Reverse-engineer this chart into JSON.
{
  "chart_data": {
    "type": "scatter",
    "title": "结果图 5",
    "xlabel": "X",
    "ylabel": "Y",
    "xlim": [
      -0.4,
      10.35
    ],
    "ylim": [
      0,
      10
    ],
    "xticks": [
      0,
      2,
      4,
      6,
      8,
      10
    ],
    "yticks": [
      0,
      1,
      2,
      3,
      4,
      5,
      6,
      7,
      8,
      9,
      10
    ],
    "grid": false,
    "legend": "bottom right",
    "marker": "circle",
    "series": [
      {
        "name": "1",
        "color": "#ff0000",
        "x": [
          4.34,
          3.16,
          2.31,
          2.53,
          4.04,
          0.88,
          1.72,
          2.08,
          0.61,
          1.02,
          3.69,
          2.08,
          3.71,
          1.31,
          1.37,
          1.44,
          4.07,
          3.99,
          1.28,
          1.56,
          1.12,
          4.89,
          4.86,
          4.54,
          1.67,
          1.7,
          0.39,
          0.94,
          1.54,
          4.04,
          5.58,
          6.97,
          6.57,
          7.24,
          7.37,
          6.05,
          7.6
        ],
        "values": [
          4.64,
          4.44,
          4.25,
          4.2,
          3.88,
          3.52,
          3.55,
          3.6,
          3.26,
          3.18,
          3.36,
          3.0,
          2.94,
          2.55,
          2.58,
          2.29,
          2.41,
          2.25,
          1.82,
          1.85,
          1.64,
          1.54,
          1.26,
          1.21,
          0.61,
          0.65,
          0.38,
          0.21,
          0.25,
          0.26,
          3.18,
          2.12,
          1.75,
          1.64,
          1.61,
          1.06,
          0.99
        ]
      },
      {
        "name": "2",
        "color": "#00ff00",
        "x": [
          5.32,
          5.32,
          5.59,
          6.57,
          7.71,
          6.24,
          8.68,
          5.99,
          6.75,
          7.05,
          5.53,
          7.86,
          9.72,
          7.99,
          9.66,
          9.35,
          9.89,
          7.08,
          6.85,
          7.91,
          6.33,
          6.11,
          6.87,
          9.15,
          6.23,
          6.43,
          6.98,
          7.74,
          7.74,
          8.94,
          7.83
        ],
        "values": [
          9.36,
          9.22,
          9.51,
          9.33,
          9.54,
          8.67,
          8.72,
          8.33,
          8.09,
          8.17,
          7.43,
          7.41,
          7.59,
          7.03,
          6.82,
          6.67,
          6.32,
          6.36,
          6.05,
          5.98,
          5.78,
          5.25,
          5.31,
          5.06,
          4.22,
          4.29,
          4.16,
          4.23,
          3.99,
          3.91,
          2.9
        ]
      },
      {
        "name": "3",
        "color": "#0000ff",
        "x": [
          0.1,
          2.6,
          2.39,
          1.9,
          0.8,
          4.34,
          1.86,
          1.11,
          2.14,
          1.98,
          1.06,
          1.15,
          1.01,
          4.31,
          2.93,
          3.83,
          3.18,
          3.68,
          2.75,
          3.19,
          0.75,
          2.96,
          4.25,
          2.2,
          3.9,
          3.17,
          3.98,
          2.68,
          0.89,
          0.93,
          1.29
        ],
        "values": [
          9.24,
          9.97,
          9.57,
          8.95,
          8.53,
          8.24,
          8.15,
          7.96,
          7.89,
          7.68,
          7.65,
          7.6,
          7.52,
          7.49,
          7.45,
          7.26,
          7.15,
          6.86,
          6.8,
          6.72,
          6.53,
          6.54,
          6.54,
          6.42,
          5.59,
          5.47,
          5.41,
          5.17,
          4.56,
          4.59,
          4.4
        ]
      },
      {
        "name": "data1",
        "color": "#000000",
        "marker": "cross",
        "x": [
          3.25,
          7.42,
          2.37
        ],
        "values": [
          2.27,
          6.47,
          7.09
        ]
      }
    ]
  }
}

####################

Find all lines holding the string "color" and copy them.

## OUTPUT OF THE EXERCISE
        "color": "#ff0000",
        "color": "#00ff00",
        "color": "#0000ff",
        "color": "#000000",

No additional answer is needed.